SOURCE RECORDS:
-.-.-
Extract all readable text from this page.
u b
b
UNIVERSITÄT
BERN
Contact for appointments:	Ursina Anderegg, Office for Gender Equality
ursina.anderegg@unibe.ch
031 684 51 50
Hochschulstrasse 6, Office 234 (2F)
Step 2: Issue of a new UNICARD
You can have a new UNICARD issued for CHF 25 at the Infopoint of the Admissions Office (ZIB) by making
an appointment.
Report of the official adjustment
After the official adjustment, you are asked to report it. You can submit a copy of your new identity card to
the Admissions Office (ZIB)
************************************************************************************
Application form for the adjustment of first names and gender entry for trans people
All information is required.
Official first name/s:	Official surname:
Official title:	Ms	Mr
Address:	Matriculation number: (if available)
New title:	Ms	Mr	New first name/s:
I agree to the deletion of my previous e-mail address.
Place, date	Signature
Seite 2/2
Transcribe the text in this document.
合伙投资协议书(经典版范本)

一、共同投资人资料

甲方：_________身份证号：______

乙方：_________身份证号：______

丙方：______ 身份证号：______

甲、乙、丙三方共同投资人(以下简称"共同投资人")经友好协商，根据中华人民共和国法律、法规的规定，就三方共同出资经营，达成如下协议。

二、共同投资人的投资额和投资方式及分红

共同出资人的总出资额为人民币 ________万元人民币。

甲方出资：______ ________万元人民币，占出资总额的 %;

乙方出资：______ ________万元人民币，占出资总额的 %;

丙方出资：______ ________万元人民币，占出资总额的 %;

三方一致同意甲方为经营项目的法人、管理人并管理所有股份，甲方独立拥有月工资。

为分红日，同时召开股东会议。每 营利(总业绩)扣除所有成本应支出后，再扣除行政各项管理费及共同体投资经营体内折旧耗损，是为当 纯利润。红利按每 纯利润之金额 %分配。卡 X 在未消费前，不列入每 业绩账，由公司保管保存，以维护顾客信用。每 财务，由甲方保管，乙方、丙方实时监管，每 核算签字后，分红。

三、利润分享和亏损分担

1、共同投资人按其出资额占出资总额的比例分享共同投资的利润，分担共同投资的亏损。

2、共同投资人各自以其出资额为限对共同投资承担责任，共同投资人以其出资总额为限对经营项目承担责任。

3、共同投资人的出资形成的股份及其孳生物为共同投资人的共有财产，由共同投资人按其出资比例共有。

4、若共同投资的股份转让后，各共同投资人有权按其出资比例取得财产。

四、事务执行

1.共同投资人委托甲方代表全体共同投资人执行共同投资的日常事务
-.-.-
REQUEST: Repeat exactly the lines starting at the line with "Transcribe the text in this document." and ending with the final line of the entries. Include nothing else.

SOLUTION TO THE EXERCISE:
Transcribe the text in this document.
合伙投资协议书(经典版范本)

一、共同投资人资料

甲方：_________身份证号：______

乙方：_________身份证号：______

丙方：______ 身份证号：______

甲、乙、丙三方共同投资人(以下简称"共同投资人")经友好协商，根据中华人民共和国法律、法规的规定，就三方共同出资经营，达成如下协议。

二、共同投资人的投资额和投资方式及分红

共同出资人的总出资额为人民币 ________万元人民币。

甲方出资：______ ________万元人民币，占出资总额的 %;

乙方出资：______ ________万元人民币，占出资总额的 %;

丙方出资：______ ________万元人民币，占出资总额的 %;

三方一致同意甲方为经营项目的法人、管理人并管理所有股份，甲方独立拥有月工资。

为分红日，同时召开股东会议。每 营利(总业绩)扣除所有成本应支出后，再扣除行政各项管理费及共同体投资经营体内折旧耗损，是为当 纯利润。红利按每 纯利润之金额 %分配。卡 X 在未消费前，不列入每 业绩账，由公司保管保存，以维护顾客信用。每 财务，由甲方保管，乙方、丙方实时监管，每 核算签字后，分红。

三、利润分享和亏损分担

1、共同投资人按其出资额占出资总额的比例分享共同投资的利润，分担共同投资的亏损。

2、共同投资人各自以其出资额为限对共同投资承担责任，共同投资人以其出资总额为限对经营项目承担责任。

3、共同投资人的出资形成的股份及其孳生物为共同投资人的共有财产，由共同投资人按其出资比例共有。

4、若共同投资的股份转让后，各共同投资人有权按其出资比例取得财产。

四、事务执行

1.共同投资人委托甲方代表全体共同投资人执行共同投资的日常事务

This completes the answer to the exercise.